## Start WORKING DATA

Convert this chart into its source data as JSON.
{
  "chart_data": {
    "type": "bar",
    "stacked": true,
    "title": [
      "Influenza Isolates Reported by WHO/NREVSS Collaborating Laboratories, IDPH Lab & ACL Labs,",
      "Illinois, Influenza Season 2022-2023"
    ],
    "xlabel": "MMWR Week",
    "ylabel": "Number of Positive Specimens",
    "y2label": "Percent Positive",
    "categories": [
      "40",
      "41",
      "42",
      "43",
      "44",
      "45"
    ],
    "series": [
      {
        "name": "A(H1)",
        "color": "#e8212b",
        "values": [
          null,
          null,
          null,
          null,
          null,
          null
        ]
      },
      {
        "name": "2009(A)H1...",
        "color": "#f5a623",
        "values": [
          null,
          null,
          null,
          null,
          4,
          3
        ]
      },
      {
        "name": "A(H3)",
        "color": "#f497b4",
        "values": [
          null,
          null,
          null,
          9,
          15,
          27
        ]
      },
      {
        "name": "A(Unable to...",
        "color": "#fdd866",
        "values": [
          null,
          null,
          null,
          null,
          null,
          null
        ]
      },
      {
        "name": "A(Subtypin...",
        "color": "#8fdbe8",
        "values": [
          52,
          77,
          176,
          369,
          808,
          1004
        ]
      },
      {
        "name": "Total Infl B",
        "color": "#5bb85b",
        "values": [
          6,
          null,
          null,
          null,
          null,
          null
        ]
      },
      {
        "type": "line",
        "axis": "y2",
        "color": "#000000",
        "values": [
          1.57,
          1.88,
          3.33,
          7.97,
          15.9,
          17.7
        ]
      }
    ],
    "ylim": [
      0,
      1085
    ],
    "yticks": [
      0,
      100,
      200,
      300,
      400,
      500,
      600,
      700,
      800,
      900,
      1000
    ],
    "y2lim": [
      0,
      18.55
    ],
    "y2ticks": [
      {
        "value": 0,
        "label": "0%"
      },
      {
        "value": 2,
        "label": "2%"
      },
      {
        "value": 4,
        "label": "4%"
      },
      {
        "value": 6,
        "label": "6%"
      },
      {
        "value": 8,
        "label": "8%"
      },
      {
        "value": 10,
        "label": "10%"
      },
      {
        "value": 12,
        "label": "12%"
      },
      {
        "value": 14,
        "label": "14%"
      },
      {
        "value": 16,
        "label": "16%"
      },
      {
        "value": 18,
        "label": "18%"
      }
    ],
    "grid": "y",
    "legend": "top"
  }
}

## End WORKING DATA

_DIRECTIONS_. Copy out each line exactly.

_COMPLETE ANSWER_.
Convert this chart into its source data as JSON.
{
  "chart_data": {
    "type": "bar",
    "stacked": true,
    "title": [
      "Influenza Isolates Reported by WHO/NREVSS Collaborating Laboratories, IDPH Lab & ACL Labs,",
      "Illinois, Influenza Season 2022-2023"
    ],
    "xlabel": "MMWR Week",
    "ylabel": "Number of Positive Specimens",
    "y2label": "Percent Positive",
    "categories": [
      "40",
      "41",
      "42",
      "43",
      "44",
      "45"
    ],
    "series": [
      {
        "name": "A(H1)",
        "color": "#e8212b",
        "values": [
          null,
          null,
          null,
          null,
          null,
          null
        ]
      },
      {
        "name": "2009(A)H1...",
        "color": "#f5a623",
        "values": [
          null,
          null,
          null,
          null,
          4,
          3
        ]
      },
      {
        "name": "A(H3)",
        "color": "#f497b4",
        "values": [
          null,
          null,
          null,
          9,
          15,
          27
        ]
      },
      {
        "name": "A(Unable to...",
        "color": "#fdd866",
        "values": [
          null,
          null,
          null,
          null,
          null,
          null
        ]
      },
      {
        "name": "A(Subtypin...",
        "color": "#8fdbe8",
        "values": [
          52,
          77,
          176,
          369,
          808,
          1004
        ]
      },
      {
        "name": "Total Infl B",
        "color": "#5bb85b",
        "values": [
          6,
          null,
          null,
          null,
          null,
          null
        ]
      },
      {
        "type": "line",
        "axis": "y2",
        "color": "#000000",
        "values": [
          1.57,
          1.88,
          3.33,
          7.97,
          15.9,
          17.7
        ]
      }
    ],
    "ylim": [
      0,
      1085
    ],
    "yticks": [
      0,
      100,
      200,
      300,
      400,
      500,
      600,
      700,
      800,
      900,
      1000
    ],
    "y2lim": [
      0,
      18.55
    ],
    "y2ticks": [
      {
        "value": 0,
        "label": "0%"
      },
      {
        "value": 2,
        "label": "2%"
      },
      {
        "value": 4,
        "label": "4%"
      },
      {
        "value": 6,
        "label": "6%"
      },
      {
        "value": 8,
        "label": "8%"
      },
      {
        "value": 10,
        "label": "10%"
      },
      {
        "value": 12,
        "label": "12%"
      },
      {
        "value": 14,
        "label": "14%"
      },
      {
        "value": 16,
        "label": "16%"
      },
      {
        "value": 18,
        "label": "18%"
      }
    ],
    "grid": "y",
    "legend": "top"
  }
}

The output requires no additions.